◆ GOAL ◆
Write each line out exactly, leaving none out.

++++ TASK DATA ++++

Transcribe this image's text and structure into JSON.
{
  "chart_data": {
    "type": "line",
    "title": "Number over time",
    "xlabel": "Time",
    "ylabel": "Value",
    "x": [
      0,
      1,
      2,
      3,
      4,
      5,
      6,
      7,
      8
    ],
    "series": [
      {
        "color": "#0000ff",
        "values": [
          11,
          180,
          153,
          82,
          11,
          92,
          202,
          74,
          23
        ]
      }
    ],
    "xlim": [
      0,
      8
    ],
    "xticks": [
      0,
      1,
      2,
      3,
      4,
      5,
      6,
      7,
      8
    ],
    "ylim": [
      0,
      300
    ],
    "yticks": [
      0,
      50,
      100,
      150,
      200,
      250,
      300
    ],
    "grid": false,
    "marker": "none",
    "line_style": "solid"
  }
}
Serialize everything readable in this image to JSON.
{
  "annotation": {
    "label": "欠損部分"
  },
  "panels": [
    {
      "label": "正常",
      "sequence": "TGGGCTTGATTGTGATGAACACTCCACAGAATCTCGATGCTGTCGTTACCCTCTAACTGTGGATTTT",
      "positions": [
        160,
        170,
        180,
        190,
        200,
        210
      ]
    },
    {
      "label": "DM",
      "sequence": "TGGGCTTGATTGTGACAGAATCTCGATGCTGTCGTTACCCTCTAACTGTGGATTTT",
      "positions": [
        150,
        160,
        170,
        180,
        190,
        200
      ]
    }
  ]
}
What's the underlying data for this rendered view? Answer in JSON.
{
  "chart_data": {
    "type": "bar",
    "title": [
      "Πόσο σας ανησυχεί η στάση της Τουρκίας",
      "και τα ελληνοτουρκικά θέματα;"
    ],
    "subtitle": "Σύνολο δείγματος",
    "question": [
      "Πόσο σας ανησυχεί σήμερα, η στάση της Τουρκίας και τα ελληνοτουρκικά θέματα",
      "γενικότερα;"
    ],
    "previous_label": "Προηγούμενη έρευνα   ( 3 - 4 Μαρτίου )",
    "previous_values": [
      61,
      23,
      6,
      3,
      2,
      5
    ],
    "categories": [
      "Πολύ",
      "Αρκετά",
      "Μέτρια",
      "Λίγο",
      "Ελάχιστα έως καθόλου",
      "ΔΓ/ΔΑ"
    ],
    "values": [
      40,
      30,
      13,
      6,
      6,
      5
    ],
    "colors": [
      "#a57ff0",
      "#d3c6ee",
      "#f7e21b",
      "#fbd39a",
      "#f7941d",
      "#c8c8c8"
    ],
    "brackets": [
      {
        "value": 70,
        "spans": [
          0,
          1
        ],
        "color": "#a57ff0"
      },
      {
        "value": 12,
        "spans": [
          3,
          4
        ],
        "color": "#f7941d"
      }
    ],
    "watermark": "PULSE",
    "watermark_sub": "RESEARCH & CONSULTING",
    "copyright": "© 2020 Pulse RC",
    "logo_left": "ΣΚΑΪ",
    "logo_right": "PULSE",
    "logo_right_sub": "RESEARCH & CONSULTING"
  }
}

++++

◆ THE RESULT ◆
Transcribe this image's text and structure into JSON.
{
  "chart_data": {
    "type": "line",
    "title": "Number over time",
    "xlabel": "Time",
    "ylabel": "Value",
    "x": [
      0,
      1,
      2,
      3,
      4,
      5,
      6,
      7,
      8
    ],
    "series": [
      {
        "color": "#0000ff",
        "values": [
          11,
          180,
          153,
          82,
          11,
          92,
          202,
          74,
          23
        ]
      }
    ],
    "xlim": [
      0,
      8
    ],
    "xticks": [
      0,
      1,
      2,
      3,
      4,
      5,
      6,
      7,
      8
    ],
    "ylim": [
      0,
      300
    ],
    "yticks": [
      0,
      50,
      100,
      150,
      200,
      250,
      300
    ],
    "grid": false,
    "marker": "none",
    "line_style": "solid"
  }
}
Serialize everything readable in this image to JSON.
{
  "annotation": {
    "label": "欠損部分"
  },
  "panels": [
    {
      "label": "正常",
      "sequence": "TGGGCTTGATTGTGATGAACACTCCACAGAATCTCGATGCTGTCGTTACCCTCTAACTGTGGATTTT",
      "positions": [
        160,
        170,
        180,
        190,
        200,
        210
      ]
    },
    {
      "label": "DM",
      "sequence": "TGGGCTTGATTGTGACAGAATCTCGATGCTGTCGTTACCCTCTAACTGTGGATTTT",
      "positions": [
        150,
        160,
        170,
        180,
        190,
        200
      ]
    }
  ]
}
What's the underlying data for this rendered view? Answer in JSON.
{
  "chart_data": {
    "type": "bar",
    "title": [
      "Πόσο σας ανησυχεί η στάση της Τουρκίας",
      "και τα ελληνοτουρκικά θέματα;"
    ],
    "subtitle": "Σύνολο δείγματος",
    "question": [
      "Πόσο σας ανησυχεί σήμερα, η στάση της Τουρκίας και τα ελληνοτουρκικά θέματα",
      "γενικότερα;"
    ],
    "previous_label": "Προηγούμενη έρευνα   ( 3 - 4 Μαρτίου )",
    "previous_values": [
      61,
      23,
      6,
      3,
      2,
      5
    ],
    "categories": [
      "Πολύ",
      "Αρκετά",
      "Μέτρια",
      "Λίγο",
      "Ελάχιστα έως καθόλου",
      "ΔΓ/ΔΑ"
    ],
    "values": [
      40,
      30,
      13,
      6,
      6,
      5
    ],
    "colors": [
      "#a57ff0",
      "#d3c6ee",
      "#f7e21b",
      "#fbd39a",
      "#f7941d",
      "#c8c8c8"
    ],
    "brackets": [
      {
        "value": 70,
        "spans": [
          0,
          1
        ],
        "color": "#a57ff0"
      },
      {
        "value": 12,
        "spans": [
          3,
          4
        ],
        "color": "#f7941d"
      }
    ],
    "watermark": "PULSE",
    "watermark_sub": "RESEARCH & CONSULTING",
    "copyright": "© 2020 Pulse RC",
    "logo_left": "ΣΚΑΪ",
    "logo_right": "PULSE",
    "logo_right_sub": "RESEARCH & CONSULTING"
  }
}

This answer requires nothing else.